↓↓↓

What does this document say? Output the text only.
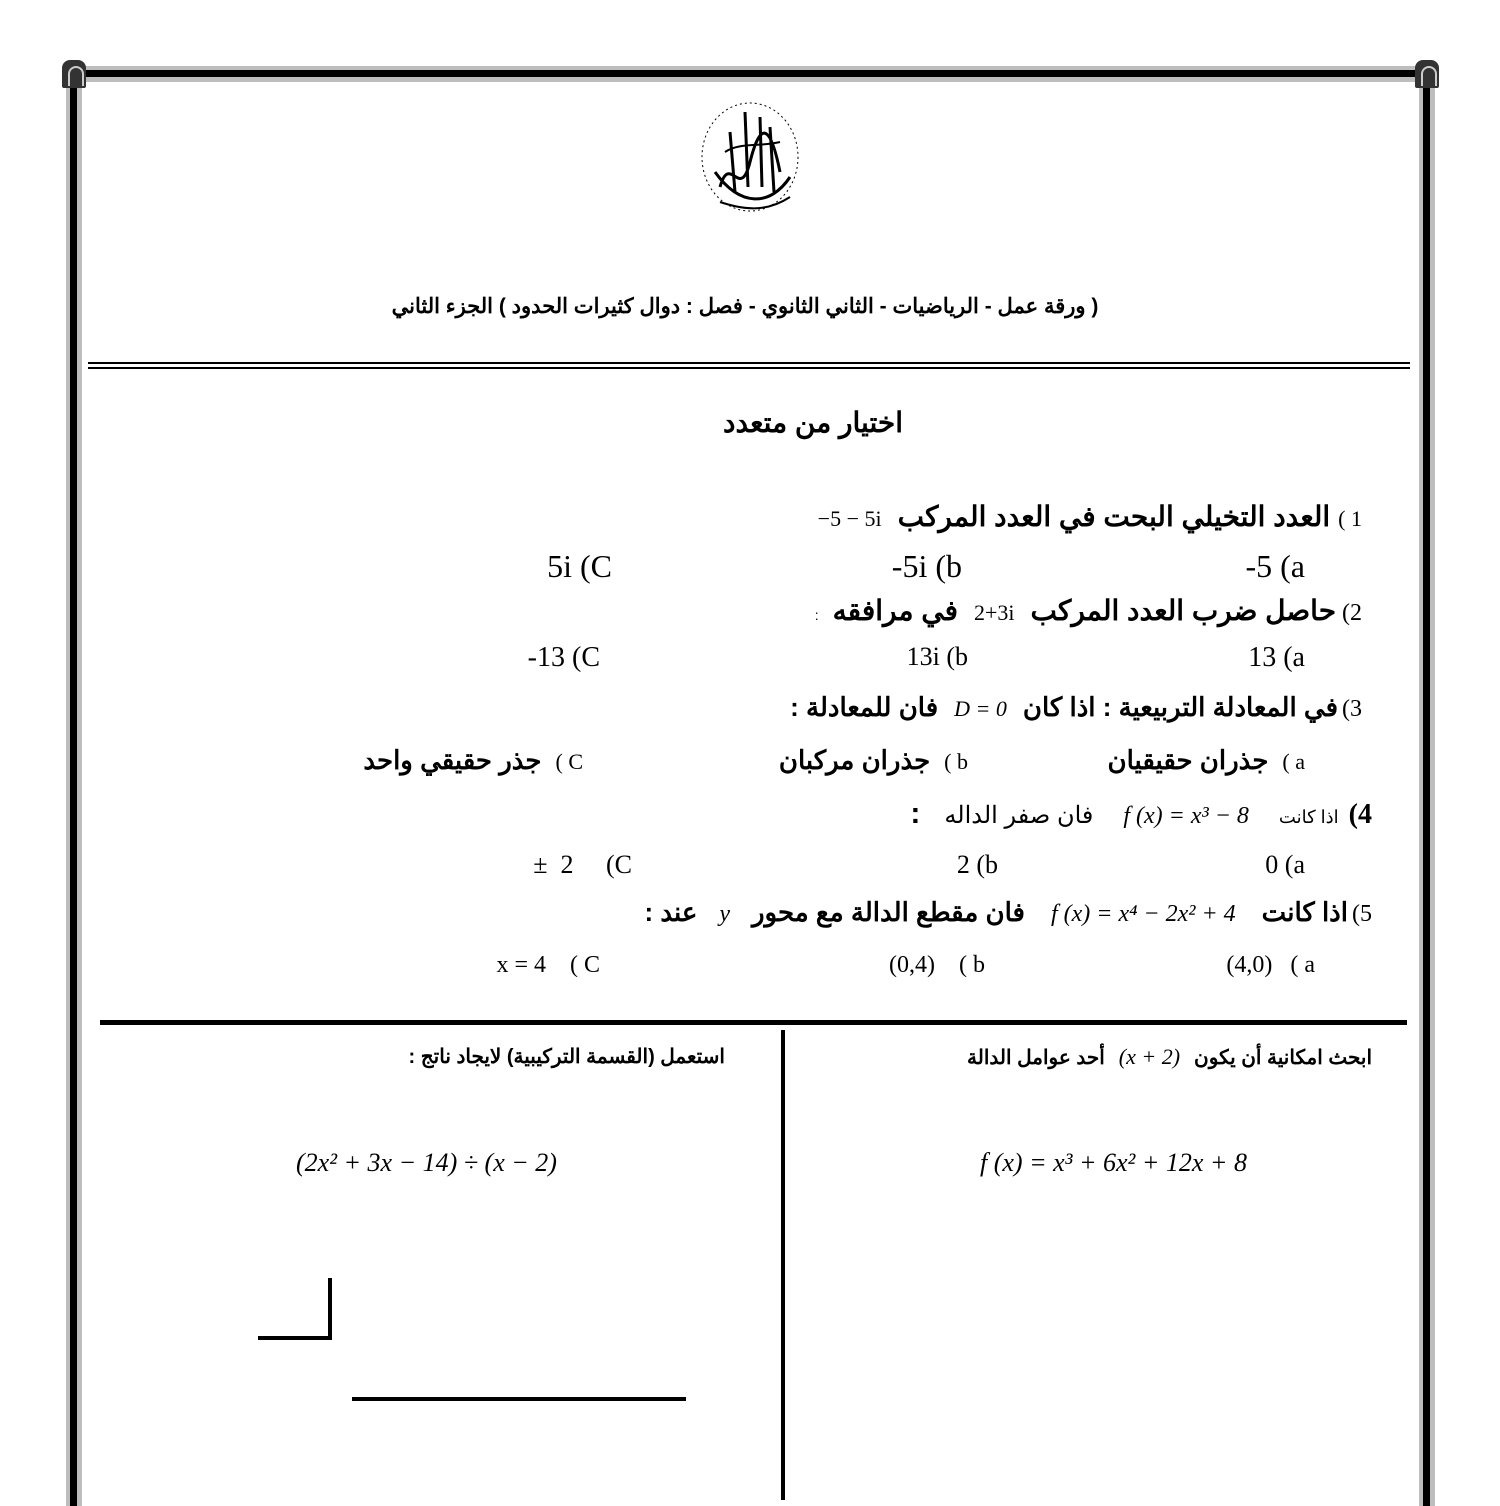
( ورقة عمل - الرياضيات - الثاني الثانوي - فصل : دوال كثيرات الحدود ) الجزء الثاني
اختيار من متعدد
1 )
العدد التخيلي البحت في العدد المركب
−5 − 5i
-5 (a
-5i (b
5i (C
2)
حاصل ضرب العدد المركب
2+3i
في مرافقه
:
13 (a
13i (b
-13 (C
3)
في المعادلة التربيعية : اذا كان
D = 0
فان للمعادلة :
a )
جذران حقيقيان
b )
جذران مركبان
C )
جذر حقيقي واحد
4)
اذا كانت
f (x) = x³ − 8
فان صفر الداله
:
0 (a
2 (b
±  2     (C
5)
اذا كانت
f (x) = x⁴ − 2x² + 4
فان مقطع الدالة مع محور
y
عند :
(4,0)   ( a
(0,4)    ( b
x = 4    ( C
ابحث امكانية أن يكون
(x + 2)
أحد عوامل الدالة
f (x) = x³ + 6x² + 12x + 8
استعمل (القسمة التركيبية) لايجاد ناتج :
(2x² + 3x − 14) ÷ (x − 2)
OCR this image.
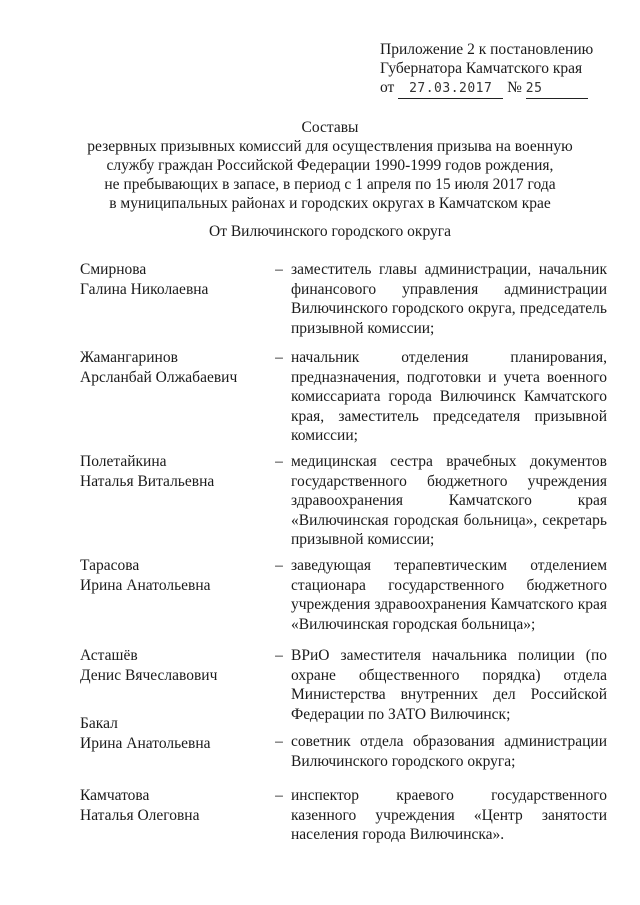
Приложение 2 к постановлению
Губернатора Камчатского края
от 27.03.2017 № 25
Составы
резервных призывных комиссий для осуществления призыва на военную
службу граждан Российской Федерации 1990-1999 годов рождения,
не пребывающих в запасе, в период с 1 апреля по 15 июля 2017 года
в муниципальных районах и городских округах в Камчатском крае
От Вилючинского городского округа
Смирнова
Галина Николаевна
– заместитель главы администрации, начальник финансового управления администрации Вилючинского городского округа, председатель призывной комиссии;
Жамангаринов
Арсланбай Олжабаевич
– начальник отделения планирования, предназначения, подготовки и учета военного комиссариата города Вилючинск Камчатского края, заместитель председателя призывной комиссии;
Полетайкина
Наталья Витальевна
– медицинская сестра врачебных документов государственного бюджетного учреждения здравоохранения Камчатского края «Вилючинская городская больница», секретарь призывной комиссии;
Тарасова
Ирина Анатольевна
– заведующая терапевтическим отделением стационара государственного бюджетного учреждения здравоохранения Камчатского края «Вилючинская городская больница»;
Асташёв
Денис Вячеславович
– ВРиО заместителя начальника полиции (по охране общественного порядка) отдела Министерства внутренних дел Российской Федерации по ЗАТО Вилючинск;
Бакал
Ирина Анатольевна	– советник отдела образования администрации Вилючинского городского округа;
Камчатова
Наталья Олеговна
– инспектор краевого государственного казенного учреждения «Центр занятости населения города Вилючинска».
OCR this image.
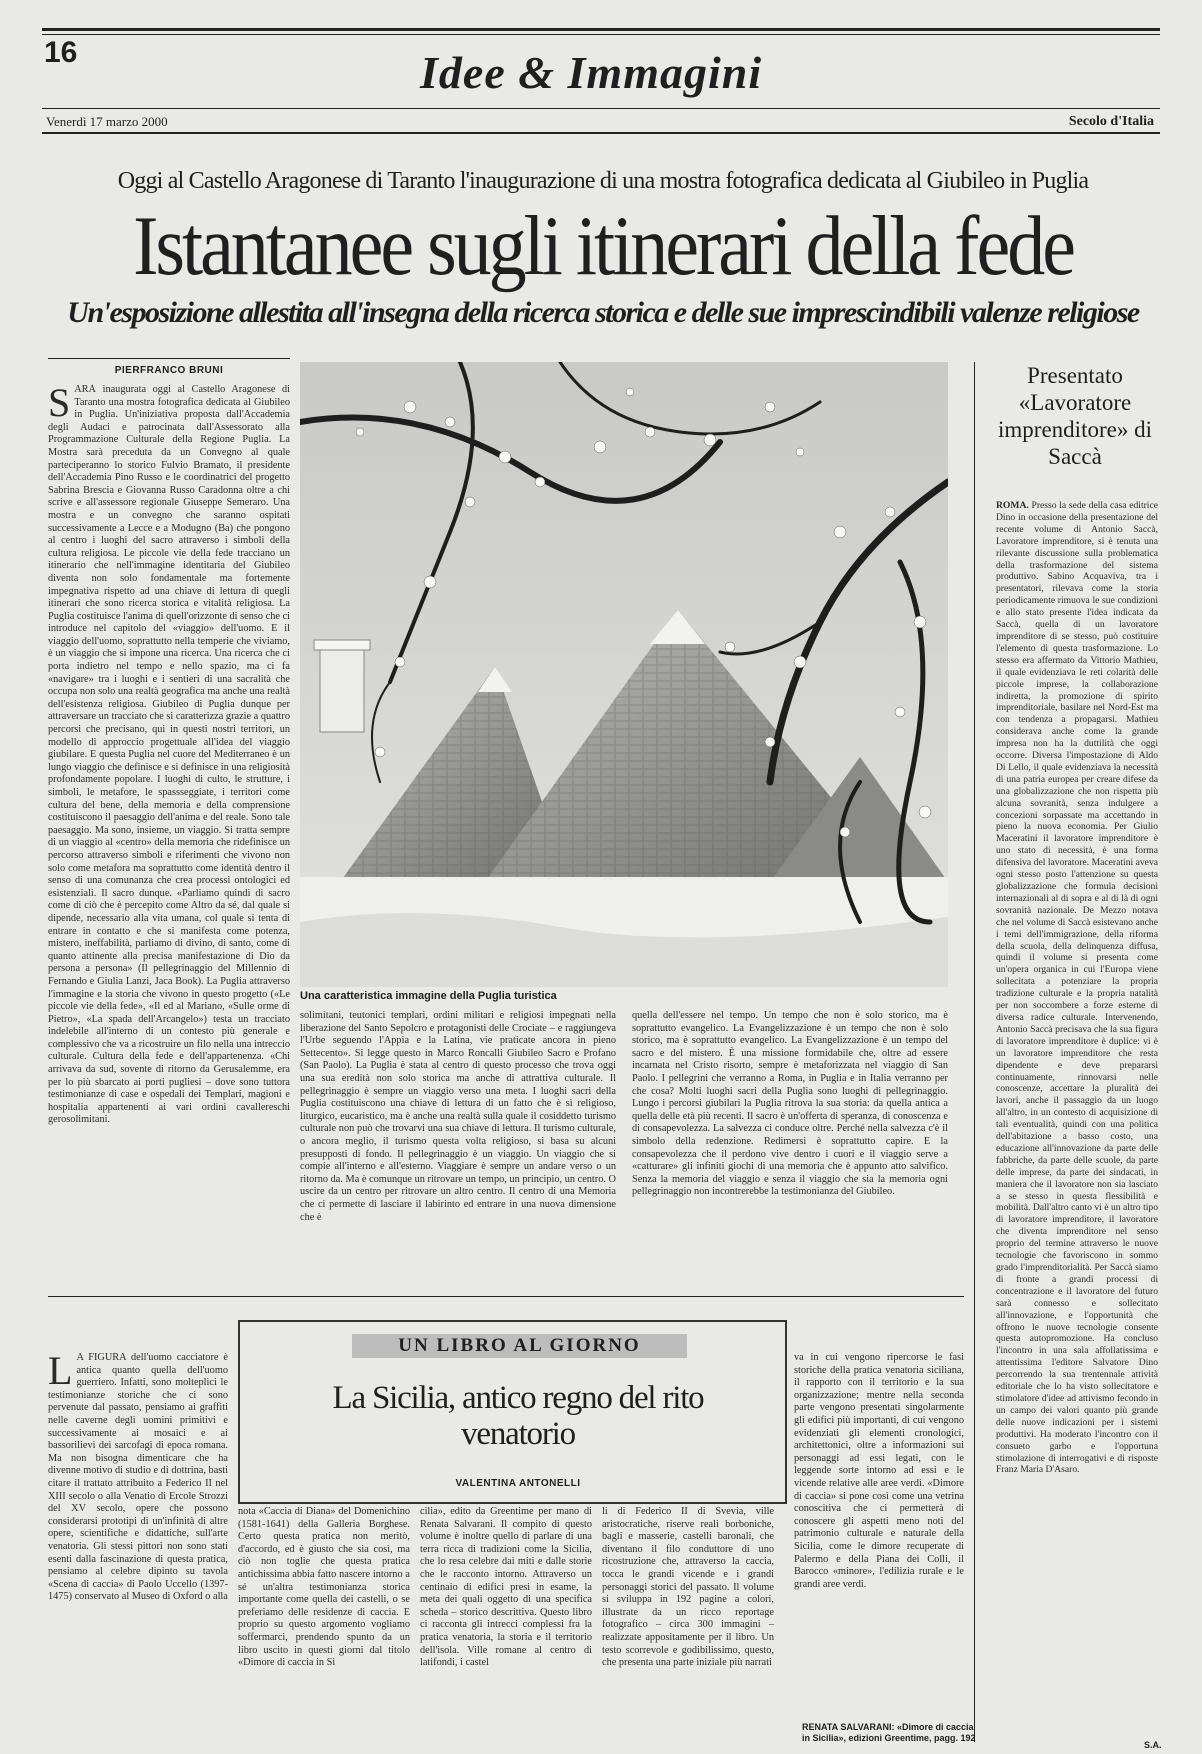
16	Idee & Immagini
Venerdì 17 marzo 2000	Secolo d'Italia
Oggi al Castello Aragonese di Taranto l'inaugurazione di una mostra fotografica dedicata al Giubileo in Puglia
Istantanee sugli itinerari della fede
Un'esposizione allestita all'insegna della ricerca storica e delle sue imprescindibili valenze religiose
PIERFRANCO BRUNI
S ARÀ inaugurata oggi al Castello Aragonese di Taranto una mostra fotografica dedicata al Giubileo in Puglia. Un'iniziativa proposta dall'Accademia degli Audaci e patrocinata dall'Assessorato alla Programmazione Culturale della Regione Puglia. La Mostra sarà preceduta da un Convegno al quale parteciperanno lo storico Fulvio Bramato, il presidente dell'Accademia Pino Russo e le coordinatrici del progetto Sabrina Brescia e Giovanna Russo Caradonna oltre a chi scrive e all'assessore regionale Giuseppe Semeraro. Una mostra e un convegno che saranno ospitati successivamente a Lecce e a Modugno (Ba) che pongono al centro i luoghi del sacro attraverso i simboli della cultura religiosa. Le piccole vie della fede tracciano un itinerario che nell'immagine identitaria del Giubileo diventa non solo fondamentale ma fortemente impegnativa rispetto ad una chiave di lettura di quegli itinerari che sono ricerca storica e vitalità religiosa. La Puglia costituisce l'anima di quell'orizzonte di senso che ci introduce nel capitolo del «viaggio» dell'uomo. E il viaggio dell'uomo, soprattutto nella temperie che viviamo, è un viaggio che si impone una ricerca. Una ricerca che ci porta indietro nel tempo e nello spazio, ma ci fa «navigare» tra i luoghi e i sentieri di una sacralità che occupa non solo una realtà geografica ma anche una realtà dell'esistenza religiosa. Giubileo di Puglia dunque per attraversare un tracciato che si caratterizza grazie a quattro percorsi che precisano, qui in questi nostri territori, un modello di approccio progettuale all'idea del viaggio giubilare. E questa Puglia nel cuore del Mediterraneo è un lungo viaggio che definisce e si definisce in una religiosità profondamente popolare. I luoghi di culto, le strutture, i simboli, le metafore, le spassseggiate, i territori come cultura del bene, della memoria e della comprensione costituiscono il paesaggio dell'anima e del reale. Sono tale paesaggio. Ma sono, insieme, un viaggio. Si tratta sempre di un viaggio al «centro» della memoria che ridefinisce un percorso attraverso simboli e riferimenti che vivono non solo come metafora ma soprattutto come identità dentro il senso di una comunanza che crea processi ontologici ed esistenziali. Il sacro dunque. «Parliamo quindi di sacro come di ciò che è percepito come Altro da sé, dal quale si dipende, necessario alla vita umana, col quale si tenta di entrare in contatto e che si manifesta come potenza, mistero, ineffabilità, parliamo di divino, di santo, come di quanto attinente alla precisa manifestazione di Dio da persona a persona» (Il pellegrinaggio del Millennio di Fernando e Giulia Lanzi, Jaca Book). La Puglia attraverso l'immagine e la storia che vivono in questo progetto («Le piccole vie della fede», «Il ed al Mariano, «Sulle orme di Pietro», «La spada dell'Arcangelo») testa un tracciato indelebile all'interno di un contesto più generale e complessivo che va a ricostruire un filo nella una intreccio culturale. Cultura della fede e dell'appartenenza. «Chi arrivava da sud, sovente di ritorno da Gerusalemme, era per lo più sbarcato ai porti pugliesi – dove sono tuttora testimonianze di case e ospedali dei Templari, magioni e hospitalia appartenenti ai vari ordini cavallereschi gerosolimitani.
Una caratteristica immagine della Puglia turistica
solimitani, teutonici templari, ordini militari e religiosi impegnati nella liberazione del Santo Sepolcro e protagonisti delle Crociate – e raggiungeva l'Urbe seguendo l'Appia e la Latina, vie praticate ancora in pieno Settecento». Si legge questo in Marco Roncalli Giubileo Sacro e Profano (San Paolo). La Puglia è stata al centro di questo processo che trova oggi una sua eredità non solo storica ma anche di attrattiva culturale. Il pellegrinaggio è sempre un viaggio verso una meta. I luoghi sacri della Puglia costituiscono una chiave di lettura di un fatto che è sì religioso, liturgico, eucaristico, ma è anche una realtà sulla quale il cosiddetto turismo culturale non può che trovarvi una sua chiave di lettura. Il turismo culturale, o ancora meglio, il turismo questa volta religioso, si basa su alcuni presupposti di fondo. Il pellegrinaggio è un viaggio. Un viaggio che si compie all'interno e all'esterno. Viaggiare è sempre un andare verso o un ritorno da. Ma è comunque un ritrovare un tempo, un principio, un centro. O uscire da un centro per ritrovare un altro centro. Il centro di una Memoria che ci permette di lasciare il labirinto ed entrare in una nuova dimensione che è
quella dell'essere nel tempo. Un tempo che non è solo storico, ma è soprattutto evangelico. La Evangelizzazione è un tempo che non è solo storico, ma è soprattutto evangelico. La Evangelizzazione è un tempo del sacro e del mistero. È una missione formidabile che, oltre ad essere incarnata nel Cristo risorto, sempre è metaforizzata nel viaggio di San Paolo. I pellegrini che verranno a Roma, in Puglia e in Italia verranno per che cosa? Molti luoghi sacri della Puglia sono luoghi di pellegrinaggio. Lungo i percorsi giubilari la Puglia ritrova la sua storia: da quella antica a quella delle età più recenti. Il sacro è un'offerta di speranza, di conoscenza e di consapevolezza. La salvezza ci conduce oltre. Perché nella salvezza c'è il simbolo della redenzione. Redimersi è soprattutto capire. E la consapevolezza che il perdono vive dentro i cuori e il viaggio serve a «catturare» gli infiniti giochi di una memoria che è appunto atto salvifico. Senza la memoria del viaggio e senza il viaggio che sia la memoria ogni pellegrinaggio non incontrerebbe la testimonianza del Giubileo.
Presentato «Lavoratore imprenditore» di Saccà
ROMA. Presso la sede della casa editrice Dino in occasione della presentazione del recente volume di Antonio Saccà, Lavoratore imprenditore, si è tenuta una rilevante discussione sulla problematica della trasformazione del sistema produttivo. Sabino Acquaviva, tra i presentatori, rilevava come la storia periodicamente rimuova le sue condizioni e allo stato presente l'idea indicata da Saccà, quella di un lavoratore imprenditore di se stesso, può costituire l'elemento di questa trasformazione. Lo stesso era affermato da Vittorio Mathieu, il quale evidenziava le reti colarità delle piccole imprese, la collaborazione indiretta, la promozione di spirito imprenditoriale, basilare nel Nord-Est ma con tendenza a propagarsi. Mathieu considerava anche come la grande impresa non ha la duttilità che oggi occorre. Diversa l'impostazione di Aldo Di Lello, il quale evidenziava la necessità di una patria europea per creare difese da una globalizzazione che non rispetta più alcuna sovranità, senza indulgere a concezioni sorpassate ma accettando in pieno la nuova economia. Per Giulio Maceratini il lavoratore imprenditore è uno stato di necessità, è una forma difensiva del lavoratore. Maceratini aveva ogni stesso posto l'attenzione su questa globalizzazione che formula decisioni internazionali al di sopra e al di là di ogni sovranità nazionale. De Mezzo notava che nel volume di Saccà esistevano anche i temi dell'immigrazione, della riforma della scuola, della delinquenza diffusa, quindi il volume si presenta come un'opera organica in cui l'Europa viene sollecitata a potenziare la propria tradizione culturale e la propria natalità per non soccombere a forze esterne di diversa radice culturale. Intervenendo, Antonio Saccà precisava che la sua figura di lavoratore imprenditore è duplice: vi è un lavoratore imprenditore che resta dipendente e deve prepararsi continuamente, rinnovarsi nelle conoscenze, accettare la pluralità dei lavori, anche il passaggio da un luogo all'altro, in un contesto di acquisizione di tali eventualità, quindi con una politica dell'abitazione a basso costo, una educazione all'innovazione da parte delle fabbriche, da parte delle scuole, da parte delle imprese, da parte dei sindacati, in maniera che il lavoratore non sia lasciato a se stesso in questa flessibilità e mobilità. Dall'altro canto vi è un altro tipo di lavoratore imprenditore, il lavoratore che diventa imprenditore nel senso proprio del termine attraverso le nuove tecnologie che favoriscono in sommo grado l'imprenditorialità. Per Saccà siamo di fronte a grandi processi di concentrazione e il lavoratore del futuro sarà connesso e sollecitato all'innovazione, e l'opportunità che offrono le nuove tecnologie consente questa autopromozione. Ha concluso l'incontro in una sala affollatissima e attentissima l'editore Salvatore Dino percorrendo la sua trentennale attività editoriale che lo ha visto sollecitatore e stimolatore d'idee ad attivismo fecondo in un campo dei valori quanto più grande delle nuove indicazioni per i sistemi produttivi. Ha moderato l'incontro con il consueto garbo e l'opportuna stimolazione di interrogativi e di risposte Franz Maria D'Asaro.
S.A.
UN LIBRO AL GIORNO
La Sicilia, antico regno del rito venatorio
VALENTINA ANTONELLI
L A FIGURA dell'uomo cacciatore è antica quanto quella dell'uomo guerriero. Infatti, sono molteplici le testimonianze storiche che ci sono pervenute dal passato, pensiamo ai graffiti nelle caverne degli uomini primitivi e successivamente ai mosaici e ai bassorilievi dei sarcofagi di epoca romana. Ma non bisogna dimenticare che ha divenne motivo di studio e di dottrina, basti citare il trattato attribuito a Federico II nel XIII secolo o alla Venatio di Ercole Strozzi del XV secolo, opere che possono considerarsi prototipi di un'infinità di altre opere, scientifiche e didattiche, sull'arte venatoria. Gli stessi pittori non sono stati esenti dalla fascinazione di questa pratica, pensiamo al celebre dipinto su tavola «Scena di caccia» di Paolo Uccello (1397-1475) conservato al Museo di Oxford o alla
nota «Caccia di Diana» del Domenichino (1581-1641) della Galleria Borghese. Certo questa pratica non meritò, d'accordo, ed è giusto che sia così, ma ciò non toglie che questa pratica antichissima abbia fatto nascere intorno a sé un'altra testimonianza storica importante come quella dei castelli, o se preferiamo delle residenze di caccia. E proprio su questo argomento vogliamo soffermarci, prendendo spunto da un libro uscito in questi giorni dal titolo «Dimore di caccia in Si
cilia», edito da Greentime per mano di Renata Salvarani. Il compito di questo volume è inoltre quello di parlare di una terra ricca di tradizioni come la Sicilia, che lo resa celebre dai miti e dalle storie che le racconto intorno. Attraverso un centinaio di edifici presi in esame, la meta dei quali oggetto di una specifica scheda – storico descrittiva. Questo libro ci racconta gli intrecci complessi fra la pratica venatoria, la storia e il territorio dell'isola. Ville romane al centro di latifondi, i castel
li di Federico II di Svevia, ville aristocratiche, riserve reali borboniche, bagli e masserie, castelli baronali, che diventano il filo conduttore di uno ricostruzione che, attraverso la caccia, tocca le grandi vicende e i grandi personaggi storici del passato. Il volume si sviluppa in 192 pagine a colori, illustrate da un ricco reportage fotografico – circa 300 immagini – realizzate appositamente per il libro. Un testo scorrevole e godibilissimo, questo, che presenta una parte iniziale più narrati
va in cui vengono ripercorse le fasi storiche della pratica venatoria siciliana, il rapporto con il territorio e la sua organizzazione; mentre nella seconda parte vengono presentati singolarmente gli edifici più importanti, di cui vengono evidenziati gli elementi cronologici, architettonici, oltre a informazioni sui personaggi ad essi legati, con le leggende sorte intorno ad essi e le vicende relative alle aree verdi. «Dimore di caccia» si pone così come una vetrina conoscitiva che ci permetterà di conoscere gli aspetti meno noti del patrimonio culturale e naturale della Sicilia, come le dimore recuperate di Palermo e della Piana dei Colli, il Barocco «minore», l'edilizia rurale e le grandi aree verdi.
RENATA SALVARANI: «Dimore di caccia in Sicilia», edizioni Greentime, pagg. 192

↑↑↑

Extract, from the material above, each line holding the word "vicende".

li di Federico II di Svevia, ville aristocratiche, riserve reali borboniche, bagli e masserie, castelli baronali, che diventano il filo conduttore di uno ricostruzione che, attraverso la caccia, tocca le grandi vicende e i grandi personaggi storici del passato. Il volume si sviluppa in 192 pagine a colori, illustrate da un ricco reportage fotografico – circa 300 immagini – realizzate appositamente per il libro. Un testo scorrevole e godibilissimo, questo, che presenta una parte iniziale più narrati
va in cui vengono ripercorse le fasi storiche della pratica venatoria siciliana, il rapporto con il territorio e la sua organizzazione; mentre nella seconda parte vengono presentati singolarmente gli edifici più importanti, di cui vengono evidenziati gli elementi cronologici, architettonici, oltre a informazioni sui personaggi ad essi legati, con le leggende sorte intorno ad essi e le vicende relative alle aree verdi. «Dimore di caccia» si pone così come una vetrina conoscitiva che ci permetterà di conoscere gli aspetti meno noti del patrimonio culturale e naturale della Sicilia, come le dimore recuperate di Palermo e della Piana dei Colli, il Barocco «minore», l'edilizia rurale e le grandi aree verdi.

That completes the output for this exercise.